** WHAT THIS TASK INVOLVES **
Filter the records below for the word "就是强调选干部". Copy each line that holds it.

>> begin RECORDS SHOWN

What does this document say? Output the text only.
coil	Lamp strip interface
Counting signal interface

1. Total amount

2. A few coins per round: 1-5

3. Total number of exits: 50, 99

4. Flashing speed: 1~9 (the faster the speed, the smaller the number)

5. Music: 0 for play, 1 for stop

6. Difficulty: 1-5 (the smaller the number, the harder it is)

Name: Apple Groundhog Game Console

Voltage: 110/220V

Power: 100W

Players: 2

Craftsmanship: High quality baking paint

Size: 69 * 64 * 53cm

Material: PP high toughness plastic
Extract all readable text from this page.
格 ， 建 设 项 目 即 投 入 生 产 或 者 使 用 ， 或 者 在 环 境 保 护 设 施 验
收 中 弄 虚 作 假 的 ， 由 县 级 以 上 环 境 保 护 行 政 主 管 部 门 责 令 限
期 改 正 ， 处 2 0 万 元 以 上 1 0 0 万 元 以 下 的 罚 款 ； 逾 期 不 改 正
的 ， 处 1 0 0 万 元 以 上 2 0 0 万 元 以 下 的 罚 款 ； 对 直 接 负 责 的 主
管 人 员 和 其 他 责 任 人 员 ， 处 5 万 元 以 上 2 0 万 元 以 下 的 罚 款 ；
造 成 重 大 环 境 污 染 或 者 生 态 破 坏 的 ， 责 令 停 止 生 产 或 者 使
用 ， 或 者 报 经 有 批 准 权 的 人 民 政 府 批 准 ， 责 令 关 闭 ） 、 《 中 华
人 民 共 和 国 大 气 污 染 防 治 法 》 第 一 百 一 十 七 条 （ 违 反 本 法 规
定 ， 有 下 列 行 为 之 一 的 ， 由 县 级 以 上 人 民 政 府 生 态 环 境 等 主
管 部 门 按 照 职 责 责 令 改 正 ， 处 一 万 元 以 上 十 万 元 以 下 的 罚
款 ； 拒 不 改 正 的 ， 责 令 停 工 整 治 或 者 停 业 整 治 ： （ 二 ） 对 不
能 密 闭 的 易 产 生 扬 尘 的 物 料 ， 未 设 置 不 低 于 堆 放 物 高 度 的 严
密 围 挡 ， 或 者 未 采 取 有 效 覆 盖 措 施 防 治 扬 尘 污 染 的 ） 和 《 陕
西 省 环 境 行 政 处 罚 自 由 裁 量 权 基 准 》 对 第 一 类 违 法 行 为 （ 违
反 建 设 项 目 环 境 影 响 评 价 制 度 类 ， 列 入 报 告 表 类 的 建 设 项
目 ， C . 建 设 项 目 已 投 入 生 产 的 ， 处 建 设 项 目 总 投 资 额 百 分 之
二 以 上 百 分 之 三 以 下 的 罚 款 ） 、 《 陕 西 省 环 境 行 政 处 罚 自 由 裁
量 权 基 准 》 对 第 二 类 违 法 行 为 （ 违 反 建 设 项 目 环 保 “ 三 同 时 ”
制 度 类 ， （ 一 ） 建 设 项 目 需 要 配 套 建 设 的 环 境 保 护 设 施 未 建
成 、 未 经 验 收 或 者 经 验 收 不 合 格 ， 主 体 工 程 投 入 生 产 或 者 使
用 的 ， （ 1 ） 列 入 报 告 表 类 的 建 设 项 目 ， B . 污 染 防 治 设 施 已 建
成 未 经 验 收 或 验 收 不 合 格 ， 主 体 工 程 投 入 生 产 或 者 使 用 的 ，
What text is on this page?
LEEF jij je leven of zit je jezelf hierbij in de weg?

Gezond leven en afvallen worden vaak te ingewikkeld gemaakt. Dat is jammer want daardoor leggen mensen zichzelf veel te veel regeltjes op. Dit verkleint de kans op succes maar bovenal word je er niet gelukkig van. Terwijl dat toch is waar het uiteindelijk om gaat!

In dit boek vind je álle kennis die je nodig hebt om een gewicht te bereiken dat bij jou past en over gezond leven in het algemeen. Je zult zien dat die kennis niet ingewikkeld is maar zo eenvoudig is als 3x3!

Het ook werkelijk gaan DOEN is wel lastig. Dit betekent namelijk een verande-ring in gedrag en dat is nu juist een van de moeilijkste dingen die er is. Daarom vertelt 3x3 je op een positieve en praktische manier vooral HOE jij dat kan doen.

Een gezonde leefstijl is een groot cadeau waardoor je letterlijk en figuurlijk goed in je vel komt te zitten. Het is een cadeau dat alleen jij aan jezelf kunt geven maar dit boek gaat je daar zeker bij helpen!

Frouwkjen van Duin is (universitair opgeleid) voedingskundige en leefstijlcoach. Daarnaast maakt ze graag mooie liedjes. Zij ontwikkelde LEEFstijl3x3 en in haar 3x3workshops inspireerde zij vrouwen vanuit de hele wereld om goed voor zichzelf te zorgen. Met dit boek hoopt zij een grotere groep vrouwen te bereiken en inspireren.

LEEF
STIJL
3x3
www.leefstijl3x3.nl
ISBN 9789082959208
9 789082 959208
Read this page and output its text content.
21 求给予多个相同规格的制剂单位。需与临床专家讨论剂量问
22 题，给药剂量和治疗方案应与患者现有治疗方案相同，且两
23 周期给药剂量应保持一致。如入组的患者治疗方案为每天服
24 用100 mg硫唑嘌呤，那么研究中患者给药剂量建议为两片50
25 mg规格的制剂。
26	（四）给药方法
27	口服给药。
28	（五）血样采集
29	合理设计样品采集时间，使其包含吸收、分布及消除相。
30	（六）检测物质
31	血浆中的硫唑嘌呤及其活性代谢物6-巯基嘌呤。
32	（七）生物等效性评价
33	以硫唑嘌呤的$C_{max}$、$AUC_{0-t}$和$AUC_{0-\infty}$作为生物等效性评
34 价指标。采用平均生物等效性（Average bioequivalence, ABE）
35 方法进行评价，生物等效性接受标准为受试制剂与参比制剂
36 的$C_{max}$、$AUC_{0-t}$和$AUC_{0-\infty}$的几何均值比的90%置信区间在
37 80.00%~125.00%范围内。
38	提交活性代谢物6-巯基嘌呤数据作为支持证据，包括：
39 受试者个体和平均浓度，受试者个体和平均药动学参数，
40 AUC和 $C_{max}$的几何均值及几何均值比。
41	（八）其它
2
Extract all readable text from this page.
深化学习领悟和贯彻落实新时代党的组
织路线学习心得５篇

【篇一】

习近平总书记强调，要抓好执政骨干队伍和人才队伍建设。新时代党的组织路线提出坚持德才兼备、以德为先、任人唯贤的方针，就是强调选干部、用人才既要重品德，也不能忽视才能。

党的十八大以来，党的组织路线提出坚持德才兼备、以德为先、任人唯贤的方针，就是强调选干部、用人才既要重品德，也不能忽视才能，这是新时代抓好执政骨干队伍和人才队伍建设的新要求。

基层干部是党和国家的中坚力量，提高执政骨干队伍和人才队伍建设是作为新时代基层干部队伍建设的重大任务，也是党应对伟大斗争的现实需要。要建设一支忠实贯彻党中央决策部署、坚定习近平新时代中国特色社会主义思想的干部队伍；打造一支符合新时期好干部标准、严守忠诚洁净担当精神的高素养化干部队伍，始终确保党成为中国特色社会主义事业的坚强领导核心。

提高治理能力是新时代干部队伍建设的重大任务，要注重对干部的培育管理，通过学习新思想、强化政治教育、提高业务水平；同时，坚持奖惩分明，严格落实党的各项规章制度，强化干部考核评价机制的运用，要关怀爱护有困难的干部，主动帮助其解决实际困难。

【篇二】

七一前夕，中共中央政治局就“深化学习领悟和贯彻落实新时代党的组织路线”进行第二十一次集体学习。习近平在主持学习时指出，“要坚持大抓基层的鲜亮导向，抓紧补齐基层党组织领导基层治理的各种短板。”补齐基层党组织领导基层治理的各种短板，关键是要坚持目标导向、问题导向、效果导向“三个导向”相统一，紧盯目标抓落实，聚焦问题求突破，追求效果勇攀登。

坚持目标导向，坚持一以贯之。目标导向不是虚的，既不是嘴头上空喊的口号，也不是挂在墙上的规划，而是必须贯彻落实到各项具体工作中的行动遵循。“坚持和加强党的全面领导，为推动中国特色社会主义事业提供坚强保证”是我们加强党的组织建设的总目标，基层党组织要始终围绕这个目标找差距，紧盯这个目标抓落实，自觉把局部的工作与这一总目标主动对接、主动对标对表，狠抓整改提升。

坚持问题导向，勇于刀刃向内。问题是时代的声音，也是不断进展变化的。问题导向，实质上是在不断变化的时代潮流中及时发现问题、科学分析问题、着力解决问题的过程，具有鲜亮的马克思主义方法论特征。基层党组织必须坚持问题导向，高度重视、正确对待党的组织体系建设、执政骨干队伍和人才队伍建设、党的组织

>> end RECORDS SHOWN

** RESULT OF THIS TASK **
习近平总书记强调，要抓好执政骨干队伍和人才队伍建设。新时代党的组织路线提出坚持德才兼备、以德为先、任人唯贤的方针，就是强调选干部、用人才既要重品德，也不能忽视才能。
党的十八大以来，党的组织路线提出坚持德才兼备、以德为先、任人唯贤的方针，就是强调选干部、用人才既要重品德，也不能忽视才能，这是新时代抓好执政骨干队伍和人才队伍建设的新要求。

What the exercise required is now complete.